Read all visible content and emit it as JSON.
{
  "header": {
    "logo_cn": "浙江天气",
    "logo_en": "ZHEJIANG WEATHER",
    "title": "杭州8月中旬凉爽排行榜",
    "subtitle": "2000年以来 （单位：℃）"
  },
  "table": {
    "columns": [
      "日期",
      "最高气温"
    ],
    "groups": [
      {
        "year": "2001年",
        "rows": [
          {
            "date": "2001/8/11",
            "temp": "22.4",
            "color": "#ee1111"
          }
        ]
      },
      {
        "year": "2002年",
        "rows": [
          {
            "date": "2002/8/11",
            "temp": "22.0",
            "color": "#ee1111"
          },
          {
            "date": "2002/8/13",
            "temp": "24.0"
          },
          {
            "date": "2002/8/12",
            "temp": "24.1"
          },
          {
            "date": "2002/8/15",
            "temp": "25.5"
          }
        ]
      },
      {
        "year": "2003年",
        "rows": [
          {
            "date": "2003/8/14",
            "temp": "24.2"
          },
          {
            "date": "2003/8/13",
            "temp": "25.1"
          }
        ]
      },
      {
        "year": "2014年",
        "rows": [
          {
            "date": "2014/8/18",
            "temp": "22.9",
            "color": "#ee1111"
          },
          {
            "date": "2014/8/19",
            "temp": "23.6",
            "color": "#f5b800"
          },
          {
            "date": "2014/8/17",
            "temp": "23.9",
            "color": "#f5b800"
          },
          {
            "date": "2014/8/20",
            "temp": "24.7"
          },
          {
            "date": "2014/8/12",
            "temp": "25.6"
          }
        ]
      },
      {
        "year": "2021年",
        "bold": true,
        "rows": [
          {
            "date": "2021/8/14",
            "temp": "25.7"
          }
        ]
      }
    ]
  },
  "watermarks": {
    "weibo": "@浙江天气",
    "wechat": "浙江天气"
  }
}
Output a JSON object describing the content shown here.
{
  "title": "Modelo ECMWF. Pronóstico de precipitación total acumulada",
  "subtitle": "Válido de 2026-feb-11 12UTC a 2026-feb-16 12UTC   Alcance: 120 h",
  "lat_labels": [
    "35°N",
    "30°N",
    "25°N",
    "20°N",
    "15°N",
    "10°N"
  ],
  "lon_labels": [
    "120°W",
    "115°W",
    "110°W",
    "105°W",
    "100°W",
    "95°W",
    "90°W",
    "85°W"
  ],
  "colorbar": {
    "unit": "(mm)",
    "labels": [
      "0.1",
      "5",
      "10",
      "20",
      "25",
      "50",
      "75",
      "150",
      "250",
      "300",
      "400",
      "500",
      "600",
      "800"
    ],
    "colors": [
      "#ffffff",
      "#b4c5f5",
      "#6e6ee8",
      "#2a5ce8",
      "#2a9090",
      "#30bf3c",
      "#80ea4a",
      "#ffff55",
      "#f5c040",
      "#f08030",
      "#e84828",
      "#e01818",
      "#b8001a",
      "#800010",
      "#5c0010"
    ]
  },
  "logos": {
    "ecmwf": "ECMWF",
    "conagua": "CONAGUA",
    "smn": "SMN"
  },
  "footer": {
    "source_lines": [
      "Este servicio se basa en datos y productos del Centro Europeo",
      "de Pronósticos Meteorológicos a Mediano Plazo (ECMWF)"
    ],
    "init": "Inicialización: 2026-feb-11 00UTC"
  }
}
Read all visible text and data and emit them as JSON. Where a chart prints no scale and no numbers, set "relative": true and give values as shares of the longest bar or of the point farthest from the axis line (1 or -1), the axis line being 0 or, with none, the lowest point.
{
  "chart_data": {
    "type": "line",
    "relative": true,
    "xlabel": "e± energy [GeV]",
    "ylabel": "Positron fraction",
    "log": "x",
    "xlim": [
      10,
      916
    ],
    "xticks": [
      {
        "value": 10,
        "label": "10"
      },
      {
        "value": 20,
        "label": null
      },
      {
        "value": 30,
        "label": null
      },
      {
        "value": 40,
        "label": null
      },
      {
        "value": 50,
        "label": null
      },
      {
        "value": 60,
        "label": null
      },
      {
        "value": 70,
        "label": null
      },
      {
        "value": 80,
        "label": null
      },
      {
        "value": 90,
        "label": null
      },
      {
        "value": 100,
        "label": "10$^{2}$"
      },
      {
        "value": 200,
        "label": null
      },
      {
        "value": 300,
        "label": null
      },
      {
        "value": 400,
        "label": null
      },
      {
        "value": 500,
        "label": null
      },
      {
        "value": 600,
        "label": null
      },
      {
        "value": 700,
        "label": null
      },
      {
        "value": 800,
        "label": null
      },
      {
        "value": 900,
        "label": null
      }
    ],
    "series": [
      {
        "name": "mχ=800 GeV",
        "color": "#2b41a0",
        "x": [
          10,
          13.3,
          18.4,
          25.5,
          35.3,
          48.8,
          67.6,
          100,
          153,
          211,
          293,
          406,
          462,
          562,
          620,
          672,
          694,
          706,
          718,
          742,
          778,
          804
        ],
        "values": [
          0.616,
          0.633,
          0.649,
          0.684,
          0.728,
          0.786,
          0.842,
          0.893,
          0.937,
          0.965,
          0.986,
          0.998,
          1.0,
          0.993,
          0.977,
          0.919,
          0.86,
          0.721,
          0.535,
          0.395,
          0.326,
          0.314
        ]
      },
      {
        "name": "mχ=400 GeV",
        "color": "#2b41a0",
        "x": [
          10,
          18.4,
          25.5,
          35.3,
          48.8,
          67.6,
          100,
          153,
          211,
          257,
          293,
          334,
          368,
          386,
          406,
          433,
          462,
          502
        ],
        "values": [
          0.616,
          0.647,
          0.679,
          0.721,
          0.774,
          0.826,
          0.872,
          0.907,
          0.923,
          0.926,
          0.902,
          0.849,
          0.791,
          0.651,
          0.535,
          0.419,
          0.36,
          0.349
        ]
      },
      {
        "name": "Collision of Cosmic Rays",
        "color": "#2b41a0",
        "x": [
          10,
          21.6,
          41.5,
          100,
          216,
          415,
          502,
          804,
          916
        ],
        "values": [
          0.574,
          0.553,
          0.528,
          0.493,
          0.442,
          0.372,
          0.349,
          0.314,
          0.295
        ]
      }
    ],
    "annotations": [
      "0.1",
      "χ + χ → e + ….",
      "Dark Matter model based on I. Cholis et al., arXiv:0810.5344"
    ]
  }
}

GOAL — Exactly as shown above, return every record.

WRITTEN RESPONSE —
Read all visible content and emit it as JSON.
{
  "header": {
    "logo_cn": "浙江天气",
    "logo_en": "ZHEJIANG WEATHER",
    "title": "杭州8月中旬凉爽排行榜",
    "subtitle": "2000年以来 （单位：℃）"
  },
  "table": {
    "columns": [
      "日期",
      "最高气温"
    ],
    "groups": [
      {
        "year": "2001年",
        "rows": [
          {
            "date": "2001/8/11",
            "temp": "22.4",
            "color": "#ee1111"
          }
        ]
      },
      {
        "year": "2002年",
        "rows": [
          {
            "date": "2002/8/11",
            "temp": "22.0",
            "color": "#ee1111"
          },
          {
            "date": "2002/8/13",
            "temp": "24.0"
          },
          {
            "date": "2002/8/12",
            "temp": "24.1"
          },
          {
            "date": "2002/8/15",
            "temp": "25.5"
          }
        ]
      },
      {
        "year": "2003年",
        "rows": [
          {
            "date": "2003/8/14",
            "temp": "24.2"
          },
          {
            "date": "2003/8/13",
            "temp": "25.1"
          }
        ]
      },
      {
        "year": "2014年",
        "rows": [
          {
            "date": "2014/8/18",
            "temp": "22.9",
            "color": "#ee1111"
          },
          {
            "date": "2014/8/19",
            "temp": "23.6",
            "color": "#f5b800"
          },
          {
            "date": "2014/8/17",
            "temp": "23.9",
            "color": "#f5b800"
          },
          {
            "date": "2014/8/20",
            "temp": "24.7"
          },
          {
            "date": "2014/8/12",
            "temp": "25.6"
          }
        ]
      },
      {
        "year": "2021年",
        "bold": true,
        "rows": [
          {
            "date": "2021/8/14",
            "temp": "25.7"
          }
        ]
      }
    ]
  },
  "watermarks": {
    "weibo": "@浙江天气",
    "wechat": "浙江天气"
  }
}
Output a JSON object describing the content shown here.
{
  "title": "Modelo ECMWF. Pronóstico de precipitación total acumulada",
  "subtitle": "Válido de 2026-feb-11 12UTC a 2026-feb-16 12UTC   Alcance: 120 h",
  "lat_labels": [
    "35°N",
    "30°N",
    "25°N",
    "20°N",
    "15°N",
    "10°N"
  ],
  "lon_labels": [
    "120°W",
    "115°W",
    "110°W",
    "105°W",
    "100°W",
    "95°W",
    "90°W",
    "85°W"
  ],
  "colorbar": {
    "unit": "(mm)",
    "labels": [
      "0.1",
      "5",
      "10",
      "20",
      "25",
      "50",
      "75",
      "150",
      "250",
      "300",
      "400",
      "500",
      "600",
      "800"
    ],
    "colors": [
      "#ffffff",
      "#b4c5f5",
      "#6e6ee8",
      "#2a5ce8",
      "#2a9090",
      "#30bf3c",
      "#80ea4a",
      "#ffff55",
      "#f5c040",
      "#f08030",
      "#e84828",
      "#e01818",
      "#b8001a",
      "#800010",
      "#5c0010"
    ]
  },
  "logos": {
    "ecmwf": "ECMWF",
    "conagua": "CONAGUA",
    "smn": "SMN"
  },
  "footer": {
    "source_lines": [
      "Este servicio se basa en datos y productos del Centro Europeo",
      "de Pronósticos Meteorológicos a Mediano Plazo (ECMWF)"
    ],
    "init": "Inicialización: 2026-feb-11 00UTC"
  }
}
Read all visible text and data and emit them as JSON. Where a chart prints no scale and no numbers, set "relative": true and give values as shares of the longest bar or of the point farthest from the axis line (1 or -1), the axis line being 0 or, with none, the lowest point.
{
  "chart_data": {
    "type": "line",
    "relative": true,
    "xlabel": "e± energy [GeV]",
    "ylabel": "Positron fraction",
    "log": "x",
    "xlim": [
      10,
      916
    ],
    "xticks": [
      {
        "value": 10,
        "label": "10"
      },
      {
        "value": 20,
        "label": null
      },
      {
        "value": 30,
        "label": null
      },
      {
        "value": 40,
        "label": null
      },
      {
        "value": 50,
        "label": null
      },
      {
        "value": 60,
        "label": null
      },
      {
        "value": 70,
        "label": null
      },
      {
        "value": 80,
        "label": null
      },
      {
        "value": 90,
        "label": null
      },
      {
        "value": 100,
        "label": "10$^{2}$"
      },
      {
        "value": 200,
        "label": null
      },
      {
        "value": 300,
        "label": null
      },
      {
        "value": 400,
        "label": null
      },
      {
        "value": 500,
        "label": null
      },
      {
        "value": 600,
        "label": null
      },
      {
        "value": 700,
        "label": null
      },
      {
        "value": 800,
        "label": null
      },
      {
        "value": 900,
        "label": null
      }
    ],
    "series": [
      {
        "name": "mχ=800 GeV",
        "color": "#2b41a0",
        "x": [
          10,
          13.3,
          18.4,
          25.5,
          35.3,
          48.8,
          67.6,
          100,
          153,
          211,
          293,
          406,
          462,
          562,
          620,
          672,
          694,
          706,
          718,
          742,
          778,
          804
        ],
        "values": [
          0.616,
          0.633,
          0.649,
          0.684,
          0.728,
          0.786,
          0.842,
          0.893,
          0.937,
          0.965,
          0.986,
          0.998,
          1.0,
          0.993,
          0.977,
          0.919,
          0.86,
          0.721,
          0.535,
          0.395,
          0.326,
          0.314
        ]
      },
      {
        "name": "mχ=400 GeV",
        "color": "#2b41a0",
        "x": [
          10,
          18.4,
          25.5,
          35.3,
          48.8,
          67.6,
          100,
          153,
          211,
          257,
          293,
          334,
          368,
          386,
          406,
          433,
          462,
          502
        ],
        "values": [
          0.616,
          0.647,
          0.679,
          0.721,
          0.774,
          0.826,
          0.872,
          0.907,
          0.923,
          0.926,
          0.902,
          0.849,
          0.791,
          0.651,
          0.535,
          0.419,
          0.36,
          0.349
        ]
      },
      {
        "name": "Collision of Cosmic Rays",
        "color": "#2b41a0",
        "x": [
          10,
          21.6,
          41.5,
          100,
          216,
          415,
          502,
          804,
          916
        ],
        "values": [
          0.574,
          0.553,
          0.528,
          0.493,
          0.442,
          0.372,
          0.349,
          0.314,
          0.295
        ]
      }
    ],
    "annotations": [
      "0.1",
      "χ + χ → e + ….",
      "Dark Matter model based on I. Cholis et al., arXiv:0810.5344"
    ]
  }
}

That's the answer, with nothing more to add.